**STATED EXERCISE**
Each line containing the word "doses" must be reported.

**DATASET ENTRIES**
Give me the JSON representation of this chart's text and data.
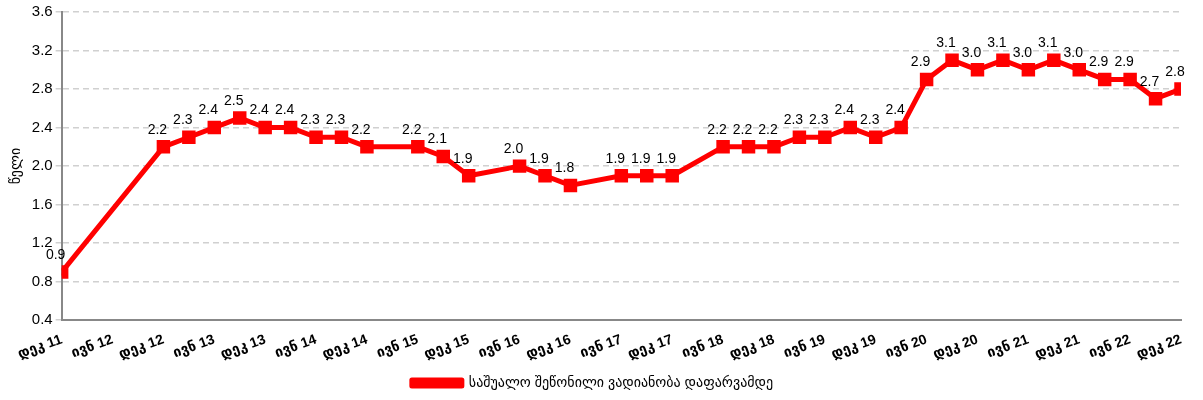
{
  "chart_data": {
    "type": "line",
    "ylabel": "წელი",
    "x": [
      "2011-12",
      "2012-12",
      "2013-03",
      "2013-06",
      "2013-09",
      "2013-12",
      "2014-03",
      "2014-06",
      "2014-09",
      "2014-12",
      "2015-06",
      "2015-09",
      "2015-12",
      "2016-06",
      "2016-09",
      "2016-12",
      "2017-06",
      "2017-09",
      "2017-12",
      "2018-06",
      "2018-09",
      "2018-12",
      "2019-03",
      "2019-06",
      "2019-09",
      "2019-12",
      "2020-03",
      "2020-06",
      "2020-09",
      "2020-12",
      "2021-03",
      "2021-06",
      "2021-09",
      "2021-12",
      "2022-03",
      "2022-06",
      "2022-09",
      "2022-12"
    ],
    "series": [
      {
        "name": "საშუალო შეწონილი ვადიანობა დაფარვამდე",
        "color": "#ff0000",
        "value_labels": [
          "0.9",
          "2.2",
          "2.3",
          "2.4",
          "2.5",
          "2.4",
          "2.4",
          "2.3",
          "2.3",
          "2.2",
          "2.2",
          "2.1",
          "1.9",
          "2.0",
          "1.9",
          "1.8",
          "1.9",
          "1.9",
          "1.9",
          "2.2",
          "2.2",
          "2.2",
          "2.3",
          "2.3",
          "2.4",
          "2.3",
          "2.4",
          "2.9",
          "3.1",
          "3.0",
          "3.1",
          "3.0",
          "3.1",
          "3.0",
          "2.9",
          "2.9",
          "2.7",
          "2.8"
        ],
        "values": [
          0.9,
          2.2,
          2.3,
          2.4,
          2.5,
          2.4,
          2.4,
          2.3,
          2.3,
          2.2,
          2.2,
          2.1,
          1.9,
          2.0,
          1.9,
          1.8,
          1.9,
          1.9,
          1.9,
          2.2,
          2.2,
          2.2,
          2.3,
          2.3,
          2.4,
          2.3,
          2.4,
          2.9,
          3.1,
          3.0,
          3.1,
          3.0,
          3.1,
          3.0,
          2.9,
          2.9,
          2.7,
          2.8
        ]
      }
    ],
    "xlim": [
      "2011-12",
      "2022-12"
    ],
    "xticks": [
      {
        "value": "2011-12",
        "label": "დეკ 11"
      },
      {
        "value": "2012-06",
        "label": "ივნ 12"
      },
      {
        "value": "2012-12",
        "label": "დეკ 12"
      },
      {
        "value": "2013-06",
        "label": "ივნ 13"
      },
      {
        "value": "2013-12",
        "label": "დეკ 13"
      },
      {
        "value": "2014-06",
        "label": "ივნ 14"
      },
      {
        "value": "2014-12",
        "label": "დეკ 14"
      },
      {
        "value": "2015-06",
        "label": "ივნ 15"
      },
      {
        "value": "2015-12",
        "label": "დეკ 15"
      },
      {
        "value": "2016-06",
        "label": "ივნ 16"
      },
      {
        "value": "2016-12",
        "label": "დეკ 16"
      },
      {
        "value": "2017-06",
        "label": "ივნ 17"
      },
      {
        "value": "2017-12",
        "label": "დეკ 17"
      },
      {
        "value": "2018-06",
        "label": "ივნ 18"
      },
      {
        "value": "2018-12",
        "label": "დეკ 18"
      },
      {
        "value": "2019-06",
        "label": "ივნ 19"
      },
      {
        "value": "2019-12",
        "label": "დეკ 19"
      },
      {
        "value": "2020-06",
        "label": "ივნ 20"
      },
      {
        "value": "2020-12",
        "label": "დეკ 20"
      },
      {
        "value": "2021-06",
        "label": "ივნ 21"
      },
      {
        "value": "2021-12",
        "label": "დეკ 21"
      },
      {
        "value": "2022-06",
        "label": "ივნ 22"
      },
      {
        "value": "2022-12",
        "label": "დეკ 22"
      }
    ],
    "ylim": [
      0.4,
      3.6
    ],
    "yticks": [
      {
        "value": 0.4,
        "label": "0.4"
      },
      {
        "value": 0.8,
        "label": "0.8"
      },
      {
        "value": 1.2,
        "label": "1.2"
      },
      {
        "value": 1.6,
        "label": "1.6"
      },
      {
        "value": 2.0,
        "label": "2.0"
      },
      {
        "value": 2.4,
        "label": "2.4"
      },
      {
        "value": 2.8,
        "label": "2.8"
      },
      {
        "value": 3.2,
        "label": "3.2"
      },
      {
        "value": 3.6,
        "label": "3.6"
      }
    ],
    "grid": "y",
    "legend": "bottom",
    "marker": "square",
    "line_style": "solid"
  }
}
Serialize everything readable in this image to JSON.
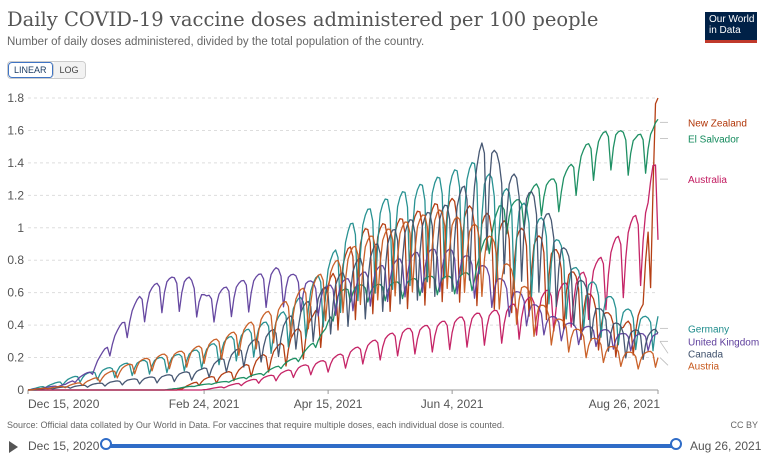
{
  "header": {
    "title": "Daily COVID-19 vaccine doses administered per 100 people",
    "subtitle": "Number of daily doses administered, divided by the total population of the country.",
    "logo_line1": "Our World",
    "logo_line2": "in Data"
  },
  "controls": {
    "linear_label": "LINEAR",
    "log_label": "LOG"
  },
  "footer": {
    "source": "Source: Official data collated by Our World in Data. For vaccines that require multiple doses, each individual dose is counted.",
    "license": "CC BY"
  },
  "timeline": {
    "start_label": "Dec 15, 2020",
    "end_label": "Aug 26, 2021",
    "start_fraction": 0,
    "end_fraction": 1
  },
  "colors": {
    "grid": "#dddddd",
    "axis": "#999999",
    "tick_text": "#555555",
    "slider": "#2f6cc7"
  },
  "chart_data": {
    "type": "line",
    "title": "Daily COVID-19 vaccine doses administered per 100 people",
    "xlabel": "",
    "ylabel": "",
    "x_ticks": [
      "Dec 15, 2020",
      "Feb 24, 2021",
      "Apr 15, 2021",
      "Jun 4, 2021",
      "Aug 26, 2021"
    ],
    "x_tick_days": [
      0,
      71,
      121,
      171,
      254
    ],
    "x_range_days": [
      0,
      254
    ],
    "ylim": [
      0,
      1.8
    ],
    "y_ticks": [
      0,
      0.2,
      0.4,
      0.6,
      0.8,
      1,
      1.2,
      1.4,
      1.6,
      1.8
    ],
    "y_tick_labels": [
      "0",
      "0.2",
      "0.4",
      "0.6",
      "0.8",
      "1",
      "1.2",
      "1.4",
      "1.6",
      "1.8"
    ],
    "grid": true,
    "legend": "right-labels",
    "series": [
      {
        "name": "New Zealand",
        "color": "#b13507",
        "weekday_amp": 0.4,
        "points": [
          [
            0,
            0
          ],
          [
            40,
            0
          ],
          [
            60,
            0
          ],
          [
            70,
            0.05
          ],
          [
            85,
            0.1
          ],
          [
            100,
            0.2
          ],
          [
            115,
            0.35
          ],
          [
            125,
            0.6
          ],
          [
            135,
            0.75
          ],
          [
            150,
            0.8
          ],
          [
            160,
            0.85
          ],
          [
            170,
            0.9
          ],
          [
            180,
            0.85
          ],
          [
            190,
            0.8
          ],
          [
            200,
            0.75
          ],
          [
            210,
            0.7
          ],
          [
            220,
            0.55
          ],
          [
            230,
            0.4
          ],
          [
            240,
            0.3
          ],
          [
            248,
            0.4
          ],
          [
            254,
            1.65
          ]
        ]
      },
      {
        "name": "El Salvador",
        "color": "#138a5c",
        "weekday_amp": 0.1,
        "points": [
          [
            0,
            0
          ],
          [
            55,
            0
          ],
          [
            65,
            0.02
          ],
          [
            80,
            0.05
          ],
          [
            95,
            0.1
          ],
          [
            110,
            0.2
          ],
          [
            120,
            0.35
          ],
          [
            125,
            0.55
          ],
          [
            130,
            0.6
          ],
          [
            140,
            0.6
          ],
          [
            150,
            0.62
          ],
          [
            160,
            0.65
          ],
          [
            170,
            0.65
          ],
          [
            180,
            0.68
          ],
          [
            185,
            0.9
          ],
          [
            190,
            1.05
          ],
          [
            200,
            1.1
          ],
          [
            205,
            1.18
          ],
          [
            215,
            1.22
          ],
          [
            225,
            1.4
          ],
          [
            235,
            1.5
          ],
          [
            245,
            1.45
          ],
          [
            252,
            1.5
          ],
          [
            254,
            1.55
          ]
        ]
      },
      {
        "name": "Australia",
        "color": "#c2195f",
        "weekday_amp": 0.3,
        "points": [
          [
            0,
            0
          ],
          [
            60,
            0
          ],
          [
            70,
            0
          ],
          [
            80,
            0.02
          ],
          [
            90,
            0.05
          ],
          [
            100,
            0.08
          ],
          [
            110,
            0.12
          ],
          [
            120,
            0.15
          ],
          [
            130,
            0.2
          ],
          [
            140,
            0.25
          ],
          [
            150,
            0.3
          ],
          [
            160,
            0.32
          ],
          [
            170,
            0.35
          ],
          [
            180,
            0.38
          ],
          [
            190,
            0.4
          ],
          [
            200,
            0.45
          ],
          [
            210,
            0.5
          ],
          [
            220,
            0.55
          ],
          [
            230,
            0.65
          ],
          [
            240,
            0.8
          ],
          [
            250,
            0.95
          ],
          [
            254,
            1.3
          ]
        ]
      },
      {
        "name": "Germany",
        "color": "#1e8c8c",
        "weekday_amp": 0.35,
        "points": [
          [
            0,
            0
          ],
          [
            10,
            0.03
          ],
          [
            20,
            0.07
          ],
          [
            30,
            0.1
          ],
          [
            40,
            0.13
          ],
          [
            50,
            0.15
          ],
          [
            60,
            0.17
          ],
          [
            70,
            0.2
          ],
          [
            80,
            0.25
          ],
          [
            90,
            0.3
          ],
          [
            100,
            0.35
          ],
          [
            110,
            0.45
          ],
          [
            120,
            0.6
          ],
          [
            130,
            0.8
          ],
          [
            140,
            0.9
          ],
          [
            150,
            0.95
          ],
          [
            160,
            1.0
          ],
          [
            170,
            1.05
          ],
          [
            180,
            1.1
          ],
          [
            190,
            1.0
          ],
          [
            200,
            0.9
          ],
          [
            210,
            0.8
          ],
          [
            220,
            0.6
          ],
          [
            230,
            0.5
          ],
          [
            240,
            0.4
          ],
          [
            250,
            0.35
          ],
          [
            254,
            0.38
          ]
        ]
      },
      {
        "name": "United Kingdom",
        "color": "#5e3e9c",
        "weekday_amp": 0.2,
        "points": [
          [
            0,
            0
          ],
          [
            15,
            0.03
          ],
          [
            25,
            0.1
          ],
          [
            35,
            0.3
          ],
          [
            45,
            0.5
          ],
          [
            55,
            0.6
          ],
          [
            65,
            0.6
          ],
          [
            72,
            0.5
          ],
          [
            80,
            0.55
          ],
          [
            90,
            0.6
          ],
          [
            100,
            0.65
          ],
          [
            110,
            0.6
          ],
          [
            120,
            0.55
          ],
          [
            130,
            0.6
          ],
          [
            140,
            0.65
          ],
          [
            150,
            0.7
          ],
          [
            160,
            0.75
          ],
          [
            170,
            0.75
          ],
          [
            180,
            0.7
          ],
          [
            190,
            0.6
          ],
          [
            200,
            0.5
          ],
          [
            210,
            0.4
          ],
          [
            220,
            0.35
          ],
          [
            230,
            0.33
          ],
          [
            240,
            0.3
          ],
          [
            250,
            0.3
          ],
          [
            254,
            0.3
          ]
        ]
      },
      {
        "name": "Canada",
        "color": "#3d4f6b",
        "weekday_amp": 0.35,
        "points": [
          [
            0,
            0
          ],
          [
            20,
            0.02
          ],
          [
            40,
            0.05
          ],
          [
            55,
            0.07
          ],
          [
            70,
            0.1
          ],
          [
            85,
            0.2
          ],
          [
            100,
            0.3
          ],
          [
            110,
            0.4
          ],
          [
            120,
            0.5
          ],
          [
            130,
            0.6
          ],
          [
            140,
            0.7
          ],
          [
            150,
            0.8
          ],
          [
            160,
            0.85
          ],
          [
            170,
            0.9
          ],
          [
            180,
            1.05
          ],
          [
            185,
            1.3
          ],
          [
            190,
            1.1
          ],
          [
            200,
            1.0
          ],
          [
            210,
            0.85
          ],
          [
            220,
            0.6
          ],
          [
            230,
            0.4
          ],
          [
            240,
            0.3
          ],
          [
            250,
            0.28
          ],
          [
            254,
            0.3
          ]
        ]
      },
      {
        "name": "Austria",
        "color": "#c75a1f",
        "weekday_amp": 0.3,
        "points": [
          [
            0,
            0
          ],
          [
            15,
            0.02
          ],
          [
            25,
            0.05
          ],
          [
            35,
            0.1
          ],
          [
            45,
            0.15
          ],
          [
            55,
            0.18
          ],
          [
            65,
            0.2
          ],
          [
            75,
            0.25
          ],
          [
            85,
            0.3
          ],
          [
            95,
            0.38
          ],
          [
            105,
            0.45
          ],
          [
            115,
            0.55
          ],
          [
            125,
            0.65
          ],
          [
            135,
            0.75
          ],
          [
            145,
            0.8
          ],
          [
            155,
            0.85
          ],
          [
            165,
            0.9
          ],
          [
            175,
            0.85
          ],
          [
            185,
            0.8
          ],
          [
            195,
            0.6
          ],
          [
            205,
            0.45
          ],
          [
            215,
            0.35
          ],
          [
            225,
            0.28
          ],
          [
            235,
            0.22
          ],
          [
            245,
            0.18
          ],
          [
            254,
            0.2
          ]
        ]
      }
    ]
  }
}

**ANSWER TO THE PROBLEM**
    "title": "Daily COVID-19 vaccine doses administered per 100 people",
    "subtitle": "Number of daily doses administered, divided by the total population of the country.",
    "source": "Source: Official data collated by Our World in Data. For vaccines that require multiple doses, each individual dose is counted.",
    "title": "Daily COVID-19 vaccine doses administered per 100 people",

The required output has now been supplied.